WRITTEN INSTRUCTION -> Make an exact copy of all the entries, with the pictures left out.

(Records from a data collection)

================

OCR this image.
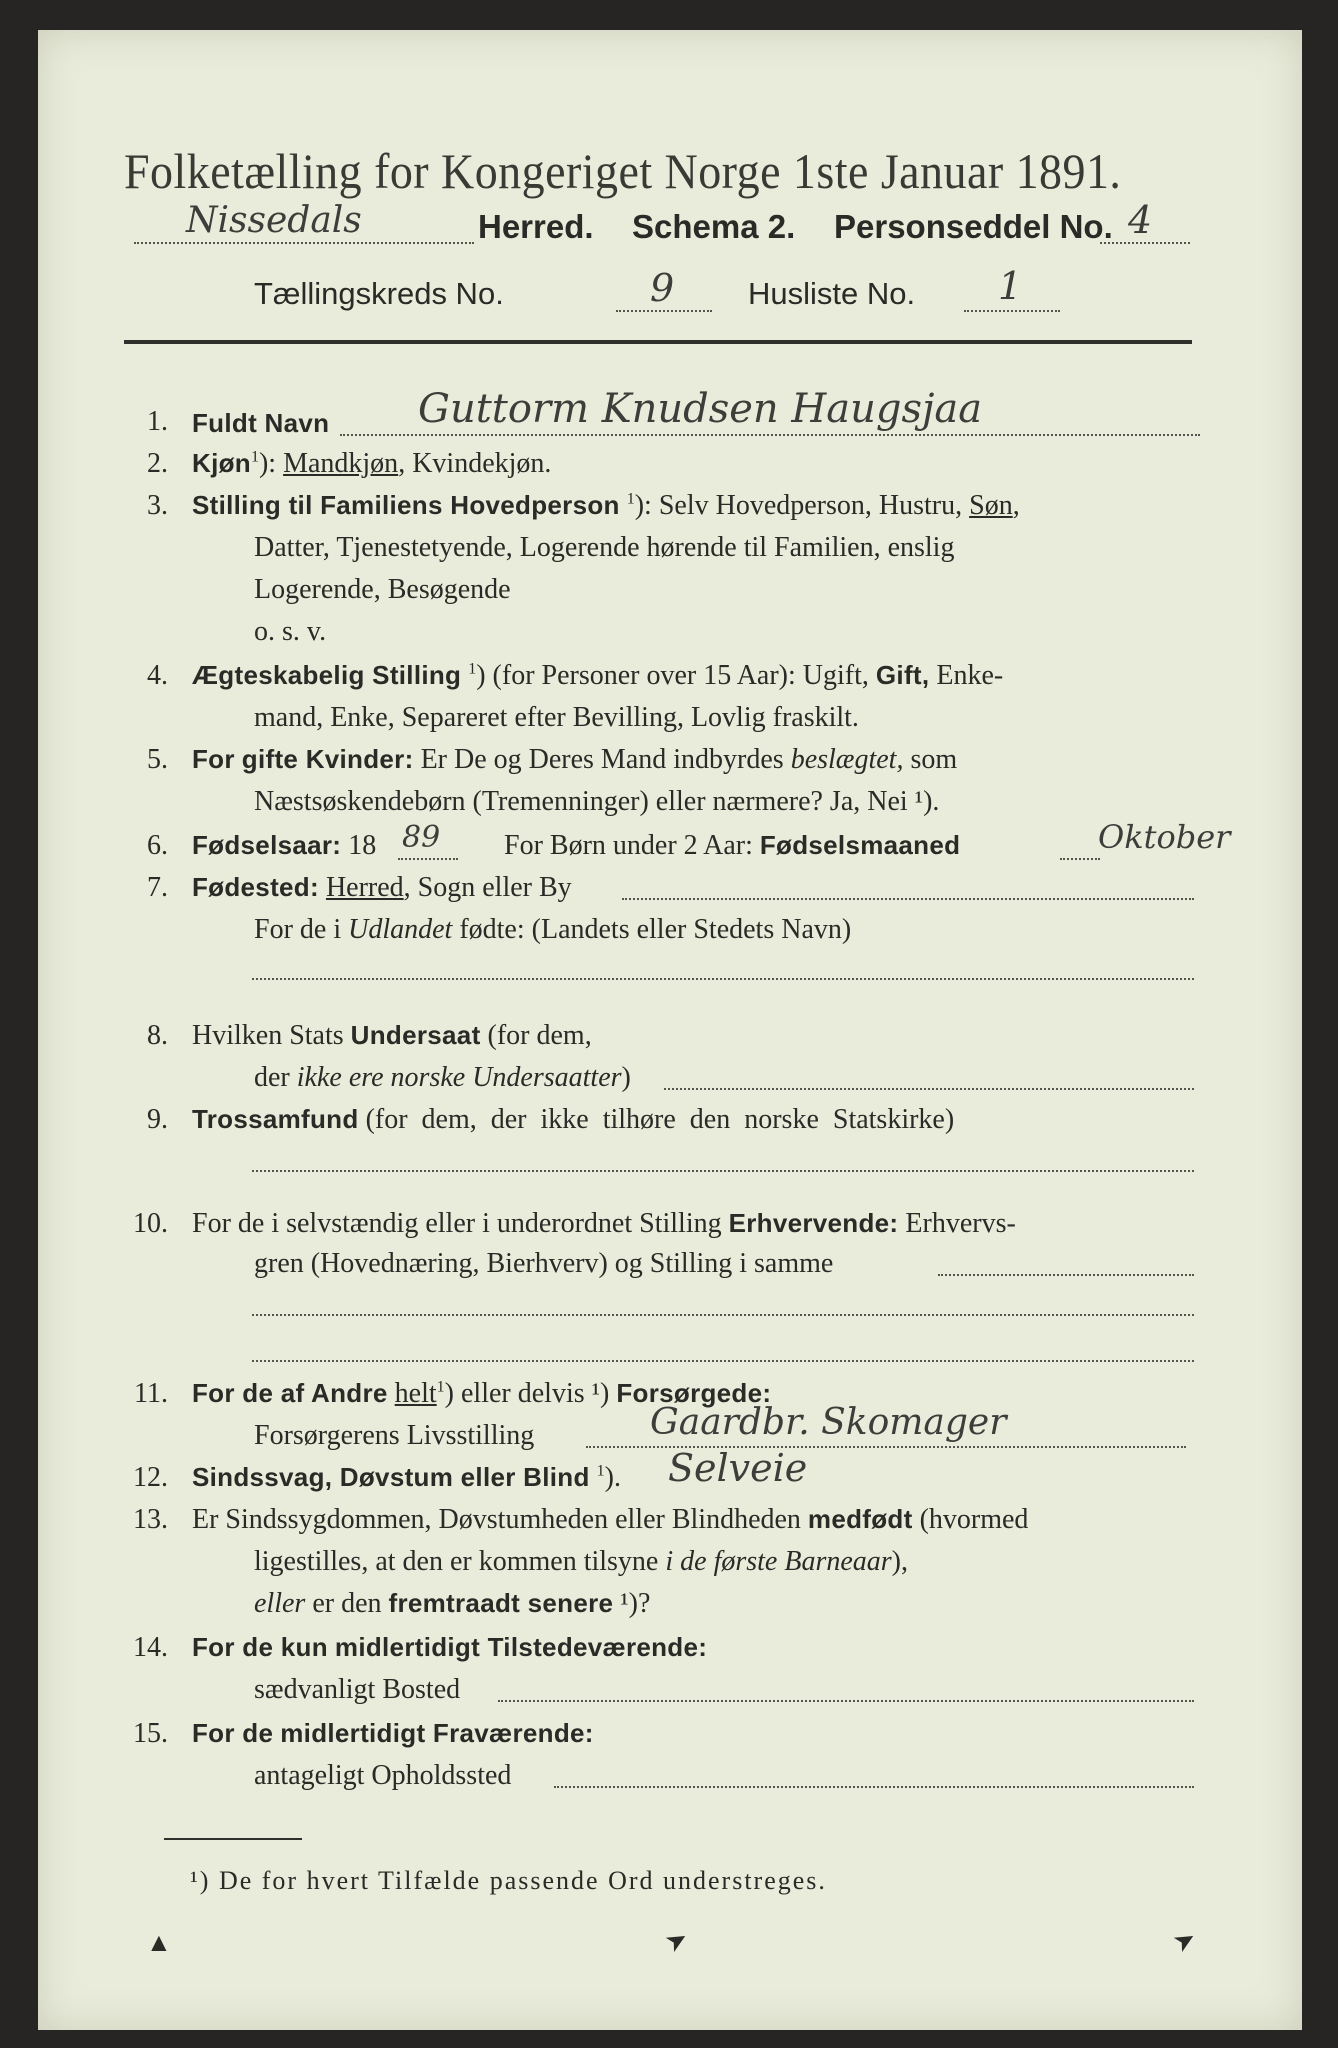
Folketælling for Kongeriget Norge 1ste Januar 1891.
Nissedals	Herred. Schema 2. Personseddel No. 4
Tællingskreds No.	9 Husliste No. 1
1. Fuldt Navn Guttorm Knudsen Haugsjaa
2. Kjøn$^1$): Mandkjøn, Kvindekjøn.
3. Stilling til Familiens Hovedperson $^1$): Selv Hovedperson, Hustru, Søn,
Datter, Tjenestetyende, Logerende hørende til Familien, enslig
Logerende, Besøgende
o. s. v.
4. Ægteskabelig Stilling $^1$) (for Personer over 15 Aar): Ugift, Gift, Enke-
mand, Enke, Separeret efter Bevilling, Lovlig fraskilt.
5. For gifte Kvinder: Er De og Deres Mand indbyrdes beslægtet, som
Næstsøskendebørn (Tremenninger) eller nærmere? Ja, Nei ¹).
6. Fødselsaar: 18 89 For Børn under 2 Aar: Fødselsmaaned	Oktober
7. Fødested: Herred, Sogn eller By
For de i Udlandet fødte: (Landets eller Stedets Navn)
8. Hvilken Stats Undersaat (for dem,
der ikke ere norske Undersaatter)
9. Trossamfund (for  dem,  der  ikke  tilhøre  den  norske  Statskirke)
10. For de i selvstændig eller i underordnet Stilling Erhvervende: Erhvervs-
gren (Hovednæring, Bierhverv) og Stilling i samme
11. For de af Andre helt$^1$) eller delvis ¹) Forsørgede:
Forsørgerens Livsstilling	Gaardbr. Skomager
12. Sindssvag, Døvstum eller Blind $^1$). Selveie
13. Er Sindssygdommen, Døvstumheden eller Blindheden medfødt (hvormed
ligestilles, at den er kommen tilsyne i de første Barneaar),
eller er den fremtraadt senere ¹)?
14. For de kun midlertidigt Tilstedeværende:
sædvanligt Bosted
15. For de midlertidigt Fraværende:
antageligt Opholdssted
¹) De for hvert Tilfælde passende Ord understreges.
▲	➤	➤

================

ANSWER FOR THE TASK ->
OCR this image.
Folketælling for Kongeriget Norge 1ste Januar 1891.
Nissedals	Herred. Schema 2. Personseddel No. 4
Tællingskreds No.	9 Husliste No. 1
1. Fuldt Navn Guttorm Knudsen Haugsjaa
2. Kjøn$^1$): Mandkjøn, Kvindekjøn.
3. Stilling til Familiens Hovedperson $^1$): Selv Hovedperson, Hustru, Søn,
Datter, Tjenestetyende, Logerende hørende til Familien, enslig
Logerende, Besøgende
o. s. v.
4. Ægteskabelig Stilling $^1$) (for Personer over 15 Aar): Ugift, Gift, Enke-
mand, Enke, Separeret efter Bevilling, Lovlig fraskilt.
5. For gifte Kvinder: Er De og Deres Mand indbyrdes beslægtet, som
Næstsøskendebørn (Tremenninger) eller nærmere? Ja, Nei ¹).
6. Fødselsaar: 18 89 For Børn under 2 Aar: Fødselsmaaned	Oktober
7. Fødested: Herred, Sogn eller By
For de i Udlandet fødte: (Landets eller Stedets Navn)
8. Hvilken Stats Undersaat (for dem,
der ikke ere norske Undersaatter)
9. Trossamfund (for  dem,  der  ikke  tilhøre  den  norske  Statskirke)
10. For de i selvstændig eller i underordnet Stilling Erhvervende: Erhvervs-
gren (Hovednæring, Bierhverv) og Stilling i samme
11. For de af Andre helt$^1$) eller delvis ¹) Forsørgede:
Forsørgerens Livsstilling	Gaardbr. Skomager
12. Sindssvag, Døvstum eller Blind $^1$). Selveie
13. Er Sindssygdommen, Døvstumheden eller Blindheden medfødt (hvormed
ligestilles, at den er kommen tilsyne i de første Barneaar),
eller er den fremtraadt senere ¹)?
14. For de kun midlertidigt Tilstedeværende:
sædvanligt Bosted
15. For de midlertidigt Fraværende:
antageligt Opholdssted
¹) De for hvert Tilfælde passende Ord understreges.
▲	➤	➤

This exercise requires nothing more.